Aim of the exercise
Give only the number of lines that hold the word "true".
* * * * * * * * *
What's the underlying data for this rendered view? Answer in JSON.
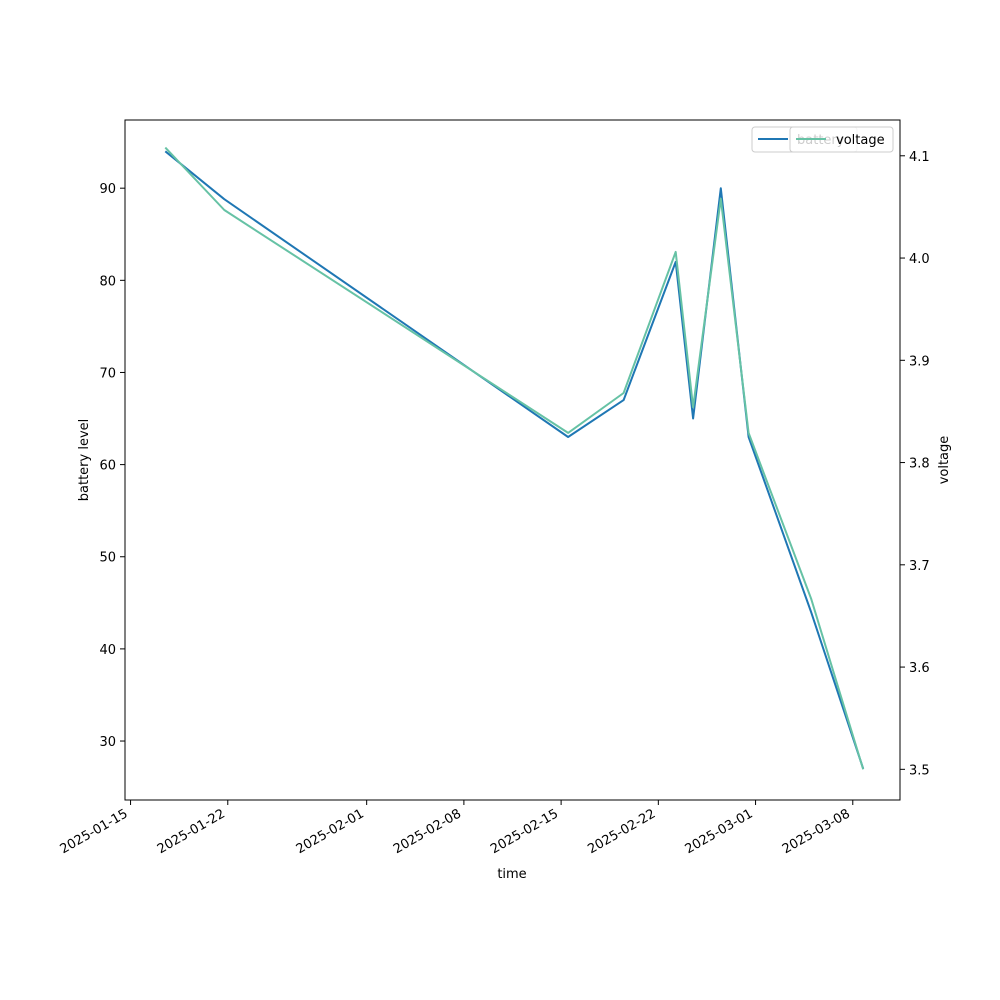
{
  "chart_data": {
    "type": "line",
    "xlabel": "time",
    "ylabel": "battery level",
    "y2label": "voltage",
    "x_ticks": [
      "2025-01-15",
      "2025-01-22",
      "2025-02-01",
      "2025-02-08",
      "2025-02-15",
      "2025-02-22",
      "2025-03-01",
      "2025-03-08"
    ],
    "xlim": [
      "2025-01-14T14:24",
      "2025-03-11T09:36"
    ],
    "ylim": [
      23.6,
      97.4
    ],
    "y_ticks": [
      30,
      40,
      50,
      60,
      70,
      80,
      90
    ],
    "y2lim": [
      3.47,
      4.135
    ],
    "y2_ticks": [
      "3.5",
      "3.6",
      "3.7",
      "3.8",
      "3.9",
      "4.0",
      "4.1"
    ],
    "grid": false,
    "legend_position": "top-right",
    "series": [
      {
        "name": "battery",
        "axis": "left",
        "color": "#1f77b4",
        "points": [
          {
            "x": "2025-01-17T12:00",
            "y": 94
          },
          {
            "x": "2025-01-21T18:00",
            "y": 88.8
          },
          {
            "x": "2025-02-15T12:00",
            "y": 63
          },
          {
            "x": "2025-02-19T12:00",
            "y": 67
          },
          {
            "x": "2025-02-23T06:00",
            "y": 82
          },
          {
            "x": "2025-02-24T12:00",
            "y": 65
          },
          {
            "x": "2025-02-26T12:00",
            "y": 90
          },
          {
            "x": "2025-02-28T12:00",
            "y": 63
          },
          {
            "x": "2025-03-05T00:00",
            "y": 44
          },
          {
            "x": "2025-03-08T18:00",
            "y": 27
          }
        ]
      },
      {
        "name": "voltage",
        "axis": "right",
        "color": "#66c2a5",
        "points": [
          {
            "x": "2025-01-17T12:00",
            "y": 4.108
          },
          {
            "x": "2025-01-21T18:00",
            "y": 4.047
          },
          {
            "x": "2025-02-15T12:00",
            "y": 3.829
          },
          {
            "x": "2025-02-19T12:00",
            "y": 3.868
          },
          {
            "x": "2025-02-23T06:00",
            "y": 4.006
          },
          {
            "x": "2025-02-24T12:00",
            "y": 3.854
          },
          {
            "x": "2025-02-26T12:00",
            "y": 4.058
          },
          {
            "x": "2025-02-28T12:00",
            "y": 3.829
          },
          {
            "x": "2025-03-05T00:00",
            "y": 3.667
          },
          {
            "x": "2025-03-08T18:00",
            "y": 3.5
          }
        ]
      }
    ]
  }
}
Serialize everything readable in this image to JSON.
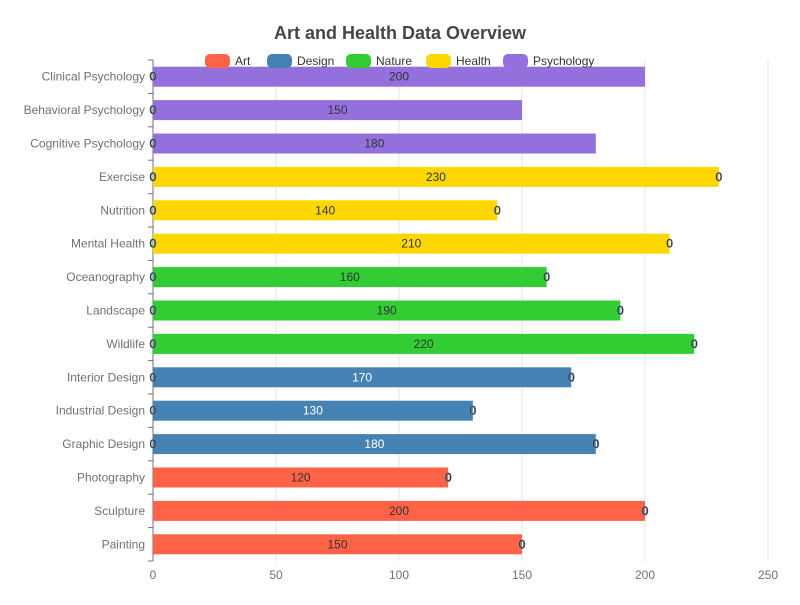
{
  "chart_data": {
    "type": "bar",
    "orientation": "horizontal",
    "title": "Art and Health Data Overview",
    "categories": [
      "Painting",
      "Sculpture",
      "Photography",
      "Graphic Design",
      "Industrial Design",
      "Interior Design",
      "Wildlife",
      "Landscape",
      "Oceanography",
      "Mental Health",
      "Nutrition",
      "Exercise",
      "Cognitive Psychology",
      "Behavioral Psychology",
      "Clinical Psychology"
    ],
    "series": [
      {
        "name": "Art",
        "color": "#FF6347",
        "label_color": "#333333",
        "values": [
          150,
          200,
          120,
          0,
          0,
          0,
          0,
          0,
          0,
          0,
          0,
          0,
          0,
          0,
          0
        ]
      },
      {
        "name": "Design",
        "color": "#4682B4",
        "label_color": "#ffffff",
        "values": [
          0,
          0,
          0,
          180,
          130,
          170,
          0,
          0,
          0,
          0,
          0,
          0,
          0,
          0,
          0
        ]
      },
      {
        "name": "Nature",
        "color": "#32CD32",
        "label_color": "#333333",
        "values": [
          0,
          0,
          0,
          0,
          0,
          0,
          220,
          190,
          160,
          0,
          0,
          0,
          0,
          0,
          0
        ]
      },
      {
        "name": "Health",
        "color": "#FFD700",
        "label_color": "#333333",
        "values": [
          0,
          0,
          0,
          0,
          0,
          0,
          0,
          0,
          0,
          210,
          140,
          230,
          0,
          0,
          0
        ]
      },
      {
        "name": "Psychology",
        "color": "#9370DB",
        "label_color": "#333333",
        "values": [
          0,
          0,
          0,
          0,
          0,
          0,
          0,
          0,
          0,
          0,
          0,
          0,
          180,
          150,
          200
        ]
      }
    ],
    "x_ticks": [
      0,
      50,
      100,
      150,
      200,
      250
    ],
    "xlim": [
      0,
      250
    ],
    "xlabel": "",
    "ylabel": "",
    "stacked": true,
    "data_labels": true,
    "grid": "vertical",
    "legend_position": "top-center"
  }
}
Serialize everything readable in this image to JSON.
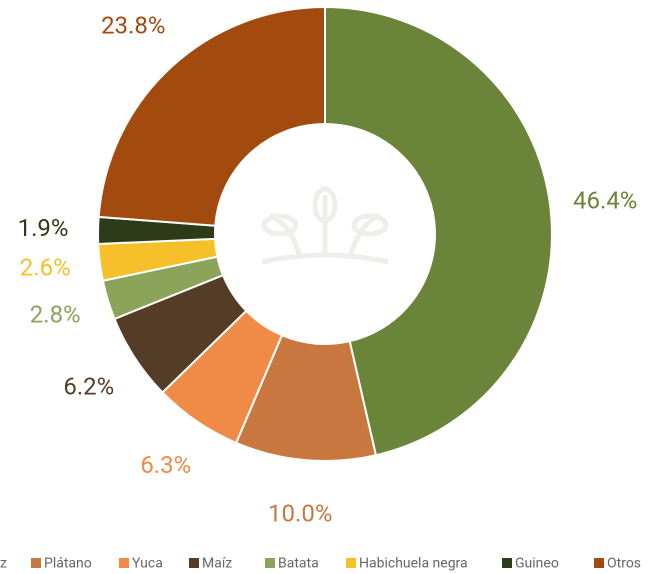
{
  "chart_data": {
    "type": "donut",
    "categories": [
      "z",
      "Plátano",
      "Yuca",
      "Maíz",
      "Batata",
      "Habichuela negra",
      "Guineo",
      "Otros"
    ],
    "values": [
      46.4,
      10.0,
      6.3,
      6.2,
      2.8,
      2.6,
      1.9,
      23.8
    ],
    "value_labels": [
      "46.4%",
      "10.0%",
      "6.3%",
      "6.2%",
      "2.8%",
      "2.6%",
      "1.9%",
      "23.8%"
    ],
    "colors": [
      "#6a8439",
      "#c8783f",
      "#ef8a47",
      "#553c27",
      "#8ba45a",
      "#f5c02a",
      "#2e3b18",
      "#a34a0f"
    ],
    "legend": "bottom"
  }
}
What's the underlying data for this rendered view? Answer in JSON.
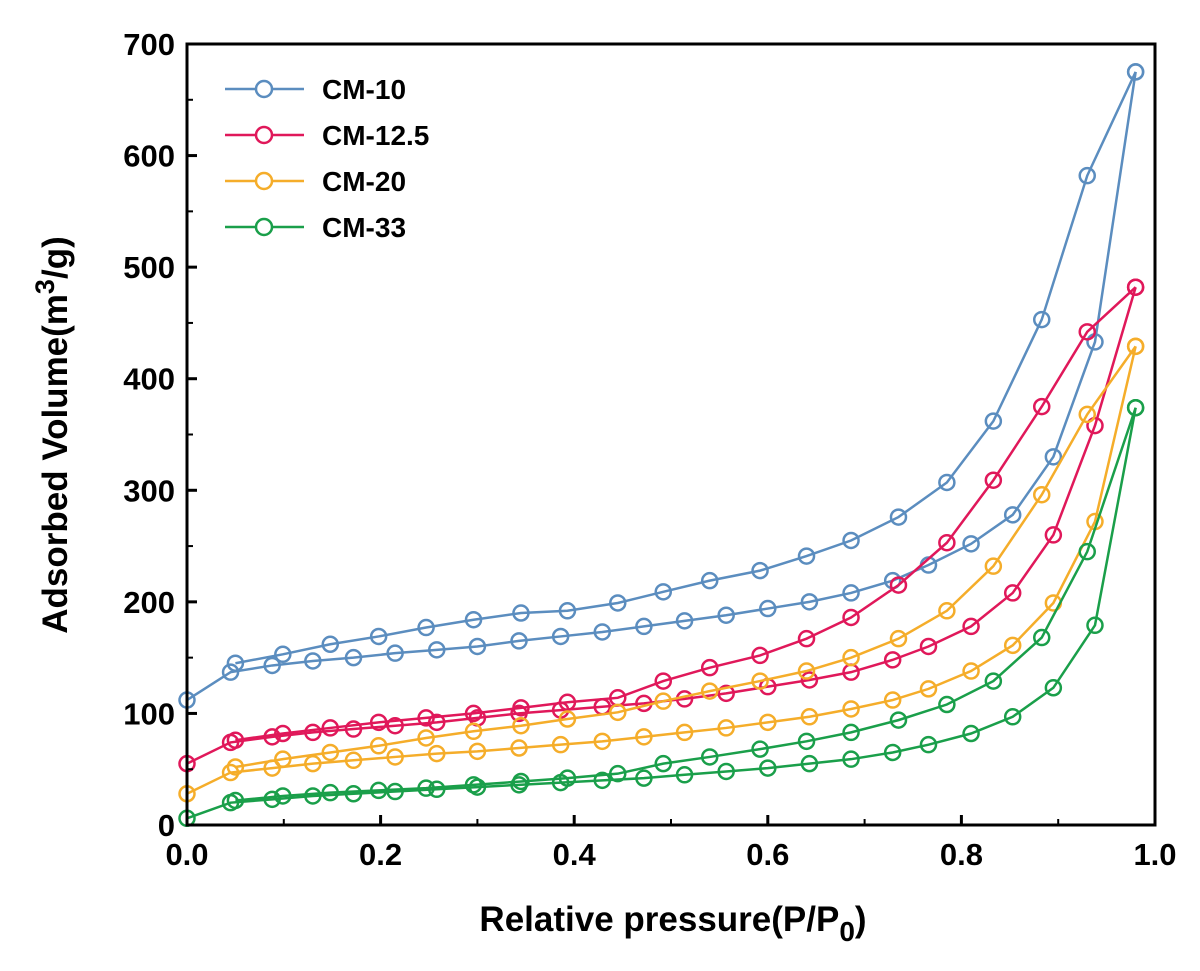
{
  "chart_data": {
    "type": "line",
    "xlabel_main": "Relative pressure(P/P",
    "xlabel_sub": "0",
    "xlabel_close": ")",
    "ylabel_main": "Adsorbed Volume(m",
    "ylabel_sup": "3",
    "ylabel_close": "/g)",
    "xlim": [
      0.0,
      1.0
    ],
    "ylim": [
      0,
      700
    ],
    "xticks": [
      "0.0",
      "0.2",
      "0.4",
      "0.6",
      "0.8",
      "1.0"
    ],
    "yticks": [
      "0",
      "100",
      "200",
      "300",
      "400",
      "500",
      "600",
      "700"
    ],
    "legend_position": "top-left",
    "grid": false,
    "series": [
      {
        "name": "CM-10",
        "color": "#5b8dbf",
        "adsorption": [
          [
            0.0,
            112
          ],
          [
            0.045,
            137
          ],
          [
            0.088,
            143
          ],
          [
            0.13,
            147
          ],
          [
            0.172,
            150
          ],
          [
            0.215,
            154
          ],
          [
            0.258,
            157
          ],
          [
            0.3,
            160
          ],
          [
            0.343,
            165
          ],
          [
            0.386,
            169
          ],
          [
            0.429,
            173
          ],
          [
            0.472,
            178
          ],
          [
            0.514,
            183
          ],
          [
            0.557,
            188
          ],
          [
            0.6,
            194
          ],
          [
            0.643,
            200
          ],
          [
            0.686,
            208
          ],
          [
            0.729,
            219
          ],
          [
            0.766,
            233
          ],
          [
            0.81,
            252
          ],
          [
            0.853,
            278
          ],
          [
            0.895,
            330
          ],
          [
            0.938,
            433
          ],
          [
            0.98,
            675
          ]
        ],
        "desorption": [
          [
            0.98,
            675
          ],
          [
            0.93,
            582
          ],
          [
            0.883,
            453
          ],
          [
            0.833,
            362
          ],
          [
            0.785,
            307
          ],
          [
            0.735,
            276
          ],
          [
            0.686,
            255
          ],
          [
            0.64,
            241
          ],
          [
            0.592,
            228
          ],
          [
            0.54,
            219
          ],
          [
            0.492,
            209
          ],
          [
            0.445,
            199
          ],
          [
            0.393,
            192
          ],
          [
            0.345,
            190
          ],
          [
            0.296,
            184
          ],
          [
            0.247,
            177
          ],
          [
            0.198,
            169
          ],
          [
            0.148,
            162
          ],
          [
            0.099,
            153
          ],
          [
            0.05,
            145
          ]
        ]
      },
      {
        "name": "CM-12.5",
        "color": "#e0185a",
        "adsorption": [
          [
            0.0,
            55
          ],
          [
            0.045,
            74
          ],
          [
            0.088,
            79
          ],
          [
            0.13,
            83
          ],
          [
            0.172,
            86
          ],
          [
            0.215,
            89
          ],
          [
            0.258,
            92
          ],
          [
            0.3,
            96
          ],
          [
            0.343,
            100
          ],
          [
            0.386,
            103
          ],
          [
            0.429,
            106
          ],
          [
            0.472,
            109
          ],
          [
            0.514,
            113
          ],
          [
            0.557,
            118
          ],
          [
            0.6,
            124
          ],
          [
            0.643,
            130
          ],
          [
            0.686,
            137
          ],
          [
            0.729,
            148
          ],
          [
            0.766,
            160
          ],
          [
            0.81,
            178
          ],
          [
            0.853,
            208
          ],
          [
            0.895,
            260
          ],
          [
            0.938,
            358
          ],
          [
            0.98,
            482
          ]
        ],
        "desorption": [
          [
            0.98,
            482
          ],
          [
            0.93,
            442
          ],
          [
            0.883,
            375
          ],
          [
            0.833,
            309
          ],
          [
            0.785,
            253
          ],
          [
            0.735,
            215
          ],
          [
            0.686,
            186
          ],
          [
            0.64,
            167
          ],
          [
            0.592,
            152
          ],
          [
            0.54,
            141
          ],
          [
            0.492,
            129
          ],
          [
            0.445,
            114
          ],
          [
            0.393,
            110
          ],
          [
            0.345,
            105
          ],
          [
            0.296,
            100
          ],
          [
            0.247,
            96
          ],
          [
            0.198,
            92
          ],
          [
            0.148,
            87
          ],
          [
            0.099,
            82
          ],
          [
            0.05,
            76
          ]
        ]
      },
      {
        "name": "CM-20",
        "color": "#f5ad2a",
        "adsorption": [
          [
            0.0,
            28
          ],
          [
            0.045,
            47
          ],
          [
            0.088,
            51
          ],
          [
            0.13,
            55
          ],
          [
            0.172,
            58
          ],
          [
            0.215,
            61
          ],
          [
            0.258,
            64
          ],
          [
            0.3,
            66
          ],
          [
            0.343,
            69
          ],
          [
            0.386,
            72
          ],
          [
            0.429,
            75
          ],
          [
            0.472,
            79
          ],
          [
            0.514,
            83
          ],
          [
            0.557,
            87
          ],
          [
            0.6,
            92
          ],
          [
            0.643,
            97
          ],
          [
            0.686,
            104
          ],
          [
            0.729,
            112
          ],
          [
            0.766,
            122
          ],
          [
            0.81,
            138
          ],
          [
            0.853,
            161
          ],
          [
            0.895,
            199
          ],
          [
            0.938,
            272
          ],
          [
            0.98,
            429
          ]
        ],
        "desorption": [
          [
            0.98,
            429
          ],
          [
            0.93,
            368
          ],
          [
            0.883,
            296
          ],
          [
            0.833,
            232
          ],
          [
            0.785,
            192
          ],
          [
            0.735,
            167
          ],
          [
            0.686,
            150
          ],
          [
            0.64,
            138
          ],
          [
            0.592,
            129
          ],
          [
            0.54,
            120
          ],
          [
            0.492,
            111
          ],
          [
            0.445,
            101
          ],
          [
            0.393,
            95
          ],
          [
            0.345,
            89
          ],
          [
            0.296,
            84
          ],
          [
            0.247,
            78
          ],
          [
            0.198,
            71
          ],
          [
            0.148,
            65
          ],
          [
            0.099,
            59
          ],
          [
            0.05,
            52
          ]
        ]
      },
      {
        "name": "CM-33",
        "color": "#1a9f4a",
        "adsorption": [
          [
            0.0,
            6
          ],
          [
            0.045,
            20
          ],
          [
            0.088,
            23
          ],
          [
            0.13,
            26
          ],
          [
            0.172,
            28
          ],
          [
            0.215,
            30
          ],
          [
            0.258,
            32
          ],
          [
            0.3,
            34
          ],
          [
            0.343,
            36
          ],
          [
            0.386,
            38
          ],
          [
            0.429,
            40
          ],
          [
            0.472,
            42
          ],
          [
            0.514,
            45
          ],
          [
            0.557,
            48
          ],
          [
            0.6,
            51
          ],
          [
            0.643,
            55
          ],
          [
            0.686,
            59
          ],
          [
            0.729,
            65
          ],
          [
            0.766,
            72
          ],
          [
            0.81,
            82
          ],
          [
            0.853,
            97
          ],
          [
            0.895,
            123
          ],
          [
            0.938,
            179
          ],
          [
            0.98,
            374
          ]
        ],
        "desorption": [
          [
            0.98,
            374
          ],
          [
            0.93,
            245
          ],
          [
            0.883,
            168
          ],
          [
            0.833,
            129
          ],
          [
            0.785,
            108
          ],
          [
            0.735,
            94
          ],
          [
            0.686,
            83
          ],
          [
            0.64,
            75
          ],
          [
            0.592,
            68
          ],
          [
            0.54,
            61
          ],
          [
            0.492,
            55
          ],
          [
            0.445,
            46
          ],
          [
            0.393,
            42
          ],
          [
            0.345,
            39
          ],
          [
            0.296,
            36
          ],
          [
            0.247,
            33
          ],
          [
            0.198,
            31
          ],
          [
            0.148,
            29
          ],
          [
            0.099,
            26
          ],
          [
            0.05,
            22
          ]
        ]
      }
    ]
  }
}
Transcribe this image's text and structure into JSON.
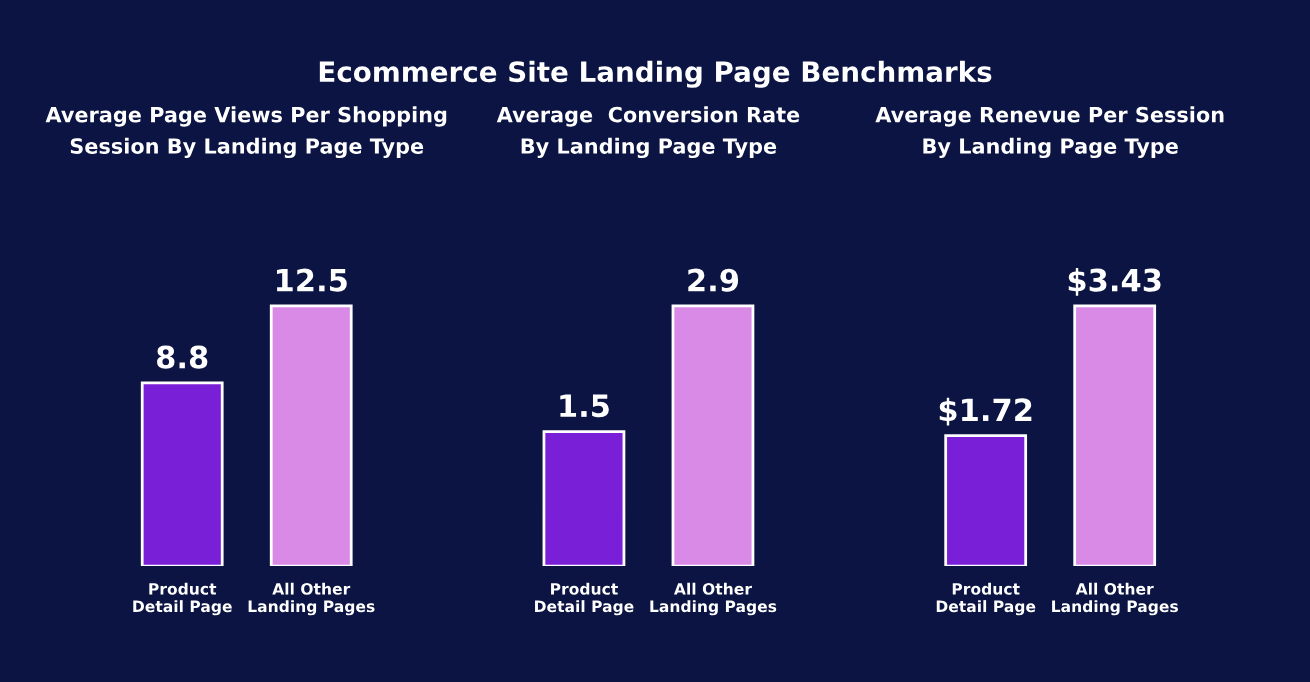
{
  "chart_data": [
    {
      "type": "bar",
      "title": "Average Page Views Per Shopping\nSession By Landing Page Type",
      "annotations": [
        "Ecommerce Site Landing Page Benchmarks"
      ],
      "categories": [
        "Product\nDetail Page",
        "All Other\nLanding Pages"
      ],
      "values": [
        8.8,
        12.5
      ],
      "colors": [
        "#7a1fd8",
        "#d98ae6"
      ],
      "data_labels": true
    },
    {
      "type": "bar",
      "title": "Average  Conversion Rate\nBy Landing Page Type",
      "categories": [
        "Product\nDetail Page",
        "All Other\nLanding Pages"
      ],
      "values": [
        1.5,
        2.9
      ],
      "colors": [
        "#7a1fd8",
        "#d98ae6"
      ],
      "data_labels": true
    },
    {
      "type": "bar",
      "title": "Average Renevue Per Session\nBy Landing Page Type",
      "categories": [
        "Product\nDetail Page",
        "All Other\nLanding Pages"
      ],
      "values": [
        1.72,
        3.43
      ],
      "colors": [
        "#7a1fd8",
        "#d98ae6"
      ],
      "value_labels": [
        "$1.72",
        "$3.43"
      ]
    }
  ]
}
* * * * * * * * *
Task output
4